### Raw records

+--

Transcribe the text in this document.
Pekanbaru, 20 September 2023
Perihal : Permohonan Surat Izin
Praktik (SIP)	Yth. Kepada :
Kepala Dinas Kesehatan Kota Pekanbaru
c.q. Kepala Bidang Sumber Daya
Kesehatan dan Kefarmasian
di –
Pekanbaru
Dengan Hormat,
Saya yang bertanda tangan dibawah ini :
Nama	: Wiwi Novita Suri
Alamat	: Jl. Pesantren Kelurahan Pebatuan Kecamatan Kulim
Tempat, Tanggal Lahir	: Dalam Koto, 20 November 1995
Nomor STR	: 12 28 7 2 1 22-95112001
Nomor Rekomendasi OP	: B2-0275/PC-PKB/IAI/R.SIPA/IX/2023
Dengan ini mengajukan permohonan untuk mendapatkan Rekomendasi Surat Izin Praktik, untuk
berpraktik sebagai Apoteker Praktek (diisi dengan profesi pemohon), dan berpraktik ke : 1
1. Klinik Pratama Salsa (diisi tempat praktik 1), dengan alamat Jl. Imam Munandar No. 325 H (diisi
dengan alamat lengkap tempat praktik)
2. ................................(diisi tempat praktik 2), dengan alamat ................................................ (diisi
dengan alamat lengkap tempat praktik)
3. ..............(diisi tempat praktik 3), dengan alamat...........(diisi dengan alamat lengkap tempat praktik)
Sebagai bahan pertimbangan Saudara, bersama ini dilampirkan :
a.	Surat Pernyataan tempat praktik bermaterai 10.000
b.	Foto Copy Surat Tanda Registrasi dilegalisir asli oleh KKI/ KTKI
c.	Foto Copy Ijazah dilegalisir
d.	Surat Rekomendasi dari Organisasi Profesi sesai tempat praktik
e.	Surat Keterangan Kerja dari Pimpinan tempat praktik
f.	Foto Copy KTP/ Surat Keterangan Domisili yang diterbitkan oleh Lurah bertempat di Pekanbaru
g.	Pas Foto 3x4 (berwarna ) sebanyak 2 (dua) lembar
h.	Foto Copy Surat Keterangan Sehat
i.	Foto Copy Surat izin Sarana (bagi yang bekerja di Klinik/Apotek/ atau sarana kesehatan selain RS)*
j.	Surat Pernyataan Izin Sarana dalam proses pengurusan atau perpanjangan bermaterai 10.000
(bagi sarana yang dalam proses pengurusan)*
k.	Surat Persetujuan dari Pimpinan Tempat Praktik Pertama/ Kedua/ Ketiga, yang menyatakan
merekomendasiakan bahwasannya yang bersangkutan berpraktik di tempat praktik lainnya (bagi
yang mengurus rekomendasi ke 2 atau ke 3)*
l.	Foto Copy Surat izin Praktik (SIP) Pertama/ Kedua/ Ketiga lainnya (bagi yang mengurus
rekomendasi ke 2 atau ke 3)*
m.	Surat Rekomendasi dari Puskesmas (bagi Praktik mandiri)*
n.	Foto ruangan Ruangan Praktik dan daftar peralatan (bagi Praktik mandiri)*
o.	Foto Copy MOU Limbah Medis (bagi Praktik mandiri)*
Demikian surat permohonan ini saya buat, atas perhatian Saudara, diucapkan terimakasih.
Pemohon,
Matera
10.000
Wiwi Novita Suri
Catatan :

+--

### Short exercise
Each line of the listing above should be output exactly.

### Task answer
Transcribe the text in this document.
Pekanbaru, 20 September 2023
Perihal : Permohonan Surat Izin
Praktik (SIP)	Yth. Kepada :
Kepala Dinas Kesehatan Kota Pekanbaru
c.q. Kepala Bidang Sumber Daya
Kesehatan dan Kefarmasian
di –
Pekanbaru
Dengan Hormat,
Saya yang bertanda tangan dibawah ini :
Nama	: Wiwi Novita Suri
Alamat	: Jl. Pesantren Kelurahan Pebatuan Kecamatan Kulim
Tempat, Tanggal Lahir	: Dalam Koto, 20 November 1995
Nomor STR	: 12 28 7 2 1 22-95112001
Nomor Rekomendasi OP	: B2-0275/PC-PKB/IAI/R.SIPA/IX/2023
Dengan ini mengajukan permohonan untuk mendapatkan Rekomendasi Surat Izin Praktik, untuk
berpraktik sebagai Apoteker Praktek (diisi dengan profesi pemohon), dan berpraktik ke : 1
1. Klinik Pratama Salsa (diisi tempat praktik 1), dengan alamat Jl. Imam Munandar No. 325 H (diisi
dengan alamat lengkap tempat praktik)
2. ................................(diisi tempat praktik 2), dengan alamat ................................................ (diisi
dengan alamat lengkap tempat praktik)
3. ..............(diisi tempat praktik 3), dengan alamat...........(diisi dengan alamat lengkap tempat praktik)
Sebagai bahan pertimbangan Saudara, bersama ini dilampirkan :
a.	Surat Pernyataan tempat praktik bermaterai 10.000
b.	Foto Copy Surat Tanda Registrasi dilegalisir asli oleh KKI/ KTKI
c.	Foto Copy Ijazah dilegalisir
d.	Surat Rekomendasi dari Organisasi Profesi sesai tempat praktik
e.	Surat Keterangan Kerja dari Pimpinan tempat praktik
f.	Foto Copy KTP/ Surat Keterangan Domisili yang diterbitkan oleh Lurah bertempat di Pekanbaru
g.	Pas Foto 3x4 (berwarna ) sebanyak 2 (dua) lembar
h.	Foto Copy Surat Keterangan Sehat
i.	Foto Copy Surat izin Sarana (bagi yang bekerja di Klinik/Apotek/ atau sarana kesehatan selain RS)*
j.	Surat Pernyataan Izin Sarana dalam proses pengurusan atau perpanjangan bermaterai 10.000
(bagi sarana yang dalam proses pengurusan)*
k.	Surat Persetujuan dari Pimpinan Tempat Praktik Pertama/ Kedua/ Ketiga, yang menyatakan
merekomendasiakan bahwasannya yang bersangkutan berpraktik di tempat praktik lainnya (bagi
yang mengurus rekomendasi ke 2 atau ke 3)*
l.	Foto Copy Surat izin Praktik (SIP) Pertama/ Kedua/ Ketiga lainnya (bagi yang mengurus
rekomendasi ke 2 atau ke 3)*
m.	Surat Rekomendasi dari Puskesmas (bagi Praktik mandiri)*
n.	Foto ruangan Ruangan Praktik dan daftar peralatan (bagi Praktik mandiri)*
o.	Foto Copy MOU Limbah Medis (bagi Praktik mandiri)*
Demikian surat permohonan ini saya buat, atas perhatian Saudara, diucapkan terimakasih.
Pemohon,
Matera
10.000
Wiwi Novita Suri
Catatan :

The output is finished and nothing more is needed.